Reproduce each of the following items verbatim, preserving every line and its bounding box.
## start Supplied information
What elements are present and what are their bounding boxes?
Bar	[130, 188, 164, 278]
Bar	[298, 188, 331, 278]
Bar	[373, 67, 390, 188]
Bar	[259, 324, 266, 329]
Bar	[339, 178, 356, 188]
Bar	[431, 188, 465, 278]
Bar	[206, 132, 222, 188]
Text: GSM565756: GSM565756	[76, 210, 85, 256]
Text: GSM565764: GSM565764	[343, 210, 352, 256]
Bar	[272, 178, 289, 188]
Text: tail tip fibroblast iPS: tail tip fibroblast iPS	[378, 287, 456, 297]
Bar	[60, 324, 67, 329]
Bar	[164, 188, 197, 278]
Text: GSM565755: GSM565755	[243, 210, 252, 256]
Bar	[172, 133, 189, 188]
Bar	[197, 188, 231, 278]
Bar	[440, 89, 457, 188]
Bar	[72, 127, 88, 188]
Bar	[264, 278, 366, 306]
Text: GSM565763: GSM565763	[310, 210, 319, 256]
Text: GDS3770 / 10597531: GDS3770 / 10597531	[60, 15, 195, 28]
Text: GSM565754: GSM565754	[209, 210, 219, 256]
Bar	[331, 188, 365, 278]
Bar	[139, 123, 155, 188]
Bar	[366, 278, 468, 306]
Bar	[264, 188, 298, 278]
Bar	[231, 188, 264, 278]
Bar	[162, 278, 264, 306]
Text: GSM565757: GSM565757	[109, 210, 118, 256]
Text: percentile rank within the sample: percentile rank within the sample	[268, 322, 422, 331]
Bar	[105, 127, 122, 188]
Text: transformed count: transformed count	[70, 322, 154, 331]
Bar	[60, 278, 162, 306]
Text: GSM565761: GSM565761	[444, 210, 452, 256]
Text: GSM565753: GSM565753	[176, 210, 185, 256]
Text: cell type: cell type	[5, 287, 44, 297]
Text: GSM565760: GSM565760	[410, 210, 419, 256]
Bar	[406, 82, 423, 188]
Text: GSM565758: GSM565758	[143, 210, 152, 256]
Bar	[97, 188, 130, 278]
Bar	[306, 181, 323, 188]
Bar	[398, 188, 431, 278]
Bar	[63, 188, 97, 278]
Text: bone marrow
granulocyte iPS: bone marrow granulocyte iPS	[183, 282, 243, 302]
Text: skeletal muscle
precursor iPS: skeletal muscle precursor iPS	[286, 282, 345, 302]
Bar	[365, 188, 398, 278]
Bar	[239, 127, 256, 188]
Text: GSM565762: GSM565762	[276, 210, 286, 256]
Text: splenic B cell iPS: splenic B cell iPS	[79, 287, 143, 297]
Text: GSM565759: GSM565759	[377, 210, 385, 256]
## end Supplied information
Answer for the task:
What elements are present and what are their bounding boxes?
Bar	[130, 188, 164, 278]
Bar	[298, 188, 331, 278]
Bar	[373, 67, 390, 188]
Bar	[259, 324, 266, 329]
Bar	[339, 178, 356, 188]
Bar	[431, 188, 465, 278]
Bar	[206, 132, 222, 188]
Text: GSM565756: GSM565756	[76, 210, 85, 256]
Text: GSM565764: GSM565764	[343, 210, 352, 256]
Bar	[272, 178, 289, 188]
Text: tail tip fibroblast iPS: tail tip fibroblast iPS	[378, 287, 456, 297]
Bar	[60, 324, 67, 329]
Bar	[164, 188, 197, 278]
Text: GSM565755: GSM565755	[243, 210, 252, 256]
Bar	[172, 133, 189, 188]
Bar	[197, 188, 231, 278]
Bar	[440, 89, 457, 188]
Bar	[72, 127, 88, 188]
Bar	[264, 278, 366, 306]
Text: GSM565763: GSM565763	[310, 210, 319, 256]
Text: GDS3770 / 10597531: GDS3770 / 10597531	[60, 15, 195, 28]
Text: GSM565754: GSM565754	[209, 210, 219, 256]
Bar	[331, 188, 365, 278]
Bar	[139, 123, 155, 188]
Bar	[366, 278, 468, 306]
Bar	[264, 188, 298, 278]
Bar	[231, 188, 264, 278]
Bar	[162, 278, 264, 306]
Text: GSM565757: GSM565757	[109, 210, 118, 256]
Text: percentile rank within the sample: percentile rank within the sample	[268, 322, 422, 331]
Bar	[105, 127, 122, 188]
Text: transformed count: transformed count	[70, 322, 154, 331]
Bar	[60, 278, 162, 306]
Text: GSM565761: GSM565761	[444, 210, 452, 256]
Text: GSM565753: GSM565753	[176, 210, 185, 256]
Text: cell type: cell type	[5, 287, 44, 297]
Text: GSM565760: GSM565760	[410, 210, 419, 256]
Bar	[406, 82, 423, 188]
Text: GSM565758: GSM565758	[143, 210, 152, 256]
Bar	[97, 188, 130, 278]
Bar	[306, 181, 323, 188]
Bar	[398, 188, 431, 278]
Bar	[63, 188, 97, 278]
Text: bone marrow
granulocyte iPS: bone marrow granulocyte iPS	[183, 282, 243, 302]
Text: skeletal muscle
precursor iPS: skeletal muscle precursor iPS	[286, 282, 345, 302]
Bar	[365, 188, 398, 278]
Bar	[239, 127, 256, 188]
Text: GSM565762: GSM565762	[276, 210, 286, 256]
Text: splenic B cell iPS: splenic B cell iPS	[79, 287, 143, 297]
Text: GSM565759: GSM565759	[377, 210, 385, 256]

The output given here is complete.